** EXERCISE TASK **
The records should be written out in full, with nothing altered.

Begin

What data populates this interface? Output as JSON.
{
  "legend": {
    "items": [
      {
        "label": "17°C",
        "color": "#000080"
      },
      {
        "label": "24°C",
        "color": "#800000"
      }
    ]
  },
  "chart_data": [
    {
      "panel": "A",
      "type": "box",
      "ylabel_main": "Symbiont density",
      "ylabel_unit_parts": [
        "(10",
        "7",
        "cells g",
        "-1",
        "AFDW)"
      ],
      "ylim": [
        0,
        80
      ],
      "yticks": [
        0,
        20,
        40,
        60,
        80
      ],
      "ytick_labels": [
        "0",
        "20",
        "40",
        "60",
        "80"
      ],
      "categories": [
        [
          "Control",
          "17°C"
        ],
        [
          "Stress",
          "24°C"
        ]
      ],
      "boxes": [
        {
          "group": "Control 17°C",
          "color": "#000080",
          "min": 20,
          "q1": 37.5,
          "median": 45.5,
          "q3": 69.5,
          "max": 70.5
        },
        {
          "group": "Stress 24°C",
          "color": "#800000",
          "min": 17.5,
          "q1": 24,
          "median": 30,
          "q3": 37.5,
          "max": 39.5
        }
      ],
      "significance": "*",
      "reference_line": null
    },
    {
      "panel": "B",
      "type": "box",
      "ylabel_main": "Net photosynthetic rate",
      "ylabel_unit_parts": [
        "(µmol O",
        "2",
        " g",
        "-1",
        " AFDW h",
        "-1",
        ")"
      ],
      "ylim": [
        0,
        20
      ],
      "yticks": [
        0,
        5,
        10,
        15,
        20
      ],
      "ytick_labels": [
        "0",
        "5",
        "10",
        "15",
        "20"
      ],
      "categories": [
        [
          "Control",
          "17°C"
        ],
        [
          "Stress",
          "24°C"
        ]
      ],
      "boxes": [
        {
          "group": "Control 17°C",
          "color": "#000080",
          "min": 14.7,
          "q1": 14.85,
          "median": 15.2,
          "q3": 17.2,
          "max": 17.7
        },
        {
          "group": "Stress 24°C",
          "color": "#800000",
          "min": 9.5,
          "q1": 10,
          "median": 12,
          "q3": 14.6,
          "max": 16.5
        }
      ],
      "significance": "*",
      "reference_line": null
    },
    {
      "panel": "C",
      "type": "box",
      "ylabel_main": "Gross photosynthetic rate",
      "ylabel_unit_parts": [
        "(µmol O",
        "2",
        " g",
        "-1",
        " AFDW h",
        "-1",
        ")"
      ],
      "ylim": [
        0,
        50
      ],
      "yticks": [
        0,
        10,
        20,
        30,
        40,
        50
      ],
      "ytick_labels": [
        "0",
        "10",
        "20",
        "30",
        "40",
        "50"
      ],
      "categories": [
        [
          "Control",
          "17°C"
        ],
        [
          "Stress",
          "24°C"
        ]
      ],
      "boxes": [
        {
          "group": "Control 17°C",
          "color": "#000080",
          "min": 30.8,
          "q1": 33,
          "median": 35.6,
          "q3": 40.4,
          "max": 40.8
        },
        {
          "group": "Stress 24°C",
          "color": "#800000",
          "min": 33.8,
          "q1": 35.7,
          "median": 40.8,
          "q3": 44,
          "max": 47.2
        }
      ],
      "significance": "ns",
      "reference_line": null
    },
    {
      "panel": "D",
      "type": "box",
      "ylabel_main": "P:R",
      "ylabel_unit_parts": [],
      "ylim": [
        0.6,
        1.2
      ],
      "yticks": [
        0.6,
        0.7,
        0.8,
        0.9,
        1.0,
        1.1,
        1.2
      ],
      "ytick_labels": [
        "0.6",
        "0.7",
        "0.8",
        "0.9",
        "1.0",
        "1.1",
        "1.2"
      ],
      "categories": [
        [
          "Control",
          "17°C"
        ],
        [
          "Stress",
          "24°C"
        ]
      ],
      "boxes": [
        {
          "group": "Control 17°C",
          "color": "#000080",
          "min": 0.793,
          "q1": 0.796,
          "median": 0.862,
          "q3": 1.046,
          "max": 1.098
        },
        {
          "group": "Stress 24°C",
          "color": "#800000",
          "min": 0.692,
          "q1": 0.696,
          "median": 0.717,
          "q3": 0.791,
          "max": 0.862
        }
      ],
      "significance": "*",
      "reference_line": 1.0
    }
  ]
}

End

** FULL RESPONSE **
What data populates this interface? Output as JSON.
{
  "legend": {
    "items": [
      {
        "label": "17°C",
        "color": "#000080"
      },
      {
        "label": "24°C",
        "color": "#800000"
      }
    ]
  },
  "chart_data": [
    {
      "panel": "A",
      "type": "box",
      "ylabel_main": "Symbiont density",
      "ylabel_unit_parts": [
        "(10",
        "7",
        "cells g",
        "-1",
        "AFDW)"
      ],
      "ylim": [
        0,
        80
      ],
      "yticks": [
        0,
        20,
        40,
        60,
        80
      ],
      "ytick_labels": [
        "0",
        "20",
        "40",
        "60",
        "80"
      ],
      "categories": [
        [
          "Control",
          "17°C"
        ],
        [
          "Stress",
          "24°C"
        ]
      ],
      "boxes": [
        {
          "group": "Control 17°C",
          "color": "#000080",
          "min": 20,
          "q1": 37.5,
          "median": 45.5,
          "q3": 69.5,
          "max": 70.5
        },
        {
          "group": "Stress 24°C",
          "color": "#800000",
          "min": 17.5,
          "q1": 24,
          "median": 30,
          "q3": 37.5,
          "max": 39.5
        }
      ],
      "significance": "*",
      "reference_line": null
    },
    {
      "panel": "B",
      "type": "box",
      "ylabel_main": "Net photosynthetic rate",
      "ylabel_unit_parts": [
        "(µmol O",
        "2",
        " g",
        "-1",
        " AFDW h",
        "-1",
        ")"
      ],
      "ylim": [
        0,
        20
      ],
      "yticks": [
        0,
        5,
        10,
        15,
        20
      ],
      "ytick_labels": [
        "0",
        "5",
        "10",
        "15",
        "20"
      ],
      "categories": [
        [
          "Control",
          "17°C"
        ],
        [
          "Stress",
          "24°C"
        ]
      ],
      "boxes": [
        {
          "group": "Control 17°C",
          "color": "#000080",
          "min": 14.7,
          "q1": 14.85,
          "median": 15.2,
          "q3": 17.2,
          "max": 17.7
        },
        {
          "group": "Stress 24°C",
          "color": "#800000",
          "min": 9.5,
          "q1": 10,
          "median": 12,
          "q3": 14.6,
          "max": 16.5
        }
      ],
      "significance": "*",
      "reference_line": null
    },
    {
      "panel": "C",
      "type": "box",
      "ylabel_main": "Gross photosynthetic rate",
      "ylabel_unit_parts": [
        "(µmol O",
        "2",
        " g",
        "-1",
        " AFDW h",
        "-1",
        ")"
      ],
      "ylim": [
        0,
        50
      ],
      "yticks": [
        0,
        10,
        20,
        30,
        40,
        50
      ],
      "ytick_labels": [
        "0",
        "10",
        "20",
        "30",
        "40",
        "50"
      ],
      "categories": [
        [
          "Control",
          "17°C"
        ],
        [
          "Stress",
          "24°C"
        ]
      ],
      "boxes": [
        {
          "group": "Control 17°C",
          "color": "#000080",
          "min": 30.8,
          "q1": 33,
          "median": 35.6,
          "q3": 40.4,
          "max": 40.8
        },
        {
          "group": "Stress 24°C",
          "color": "#800000",
          "min": 33.8,
          "q1": 35.7,
          "median": 40.8,
          "q3": 44,
          "max": 47.2
        }
      ],
      "significance": "ns",
      "reference_line": null
    },
    {
      "panel": "D",
      "type": "box",
      "ylabel_main": "P:R",
      "ylabel_unit_parts": [],
      "ylim": [
        0.6,
        1.2
      ],
      "yticks": [
        0.6,
        0.7,
        0.8,
        0.9,
        1.0,
        1.1,
        1.2
      ],
      "ytick_labels": [
        "0.6",
        "0.7",
        "0.8",
        "0.9",
        "1.0",
        "1.1",
        "1.2"
      ],
      "categories": [
        [
          "Control",
          "17°C"
        ],
        [
          "Stress",
          "24°C"
        ]
      ],
      "boxes": [
        {
          "group": "Control 17°C",
          "color": "#000080",
          "min": 0.793,
          "q1": 0.796,
          "median": 0.862,
          "q3": 1.046,
          "max": 1.098
        },
        {
          "group": "Stress 24°C",
          "color": "#800000",
          "min": 0.692,
          "q1": 0.696,
          "median": 0.717,
          "q3": 0.791,
          "max": 0.862
        }
      ],
      "significance": "*",
      "reference_line": 1.0
    }
  ]
}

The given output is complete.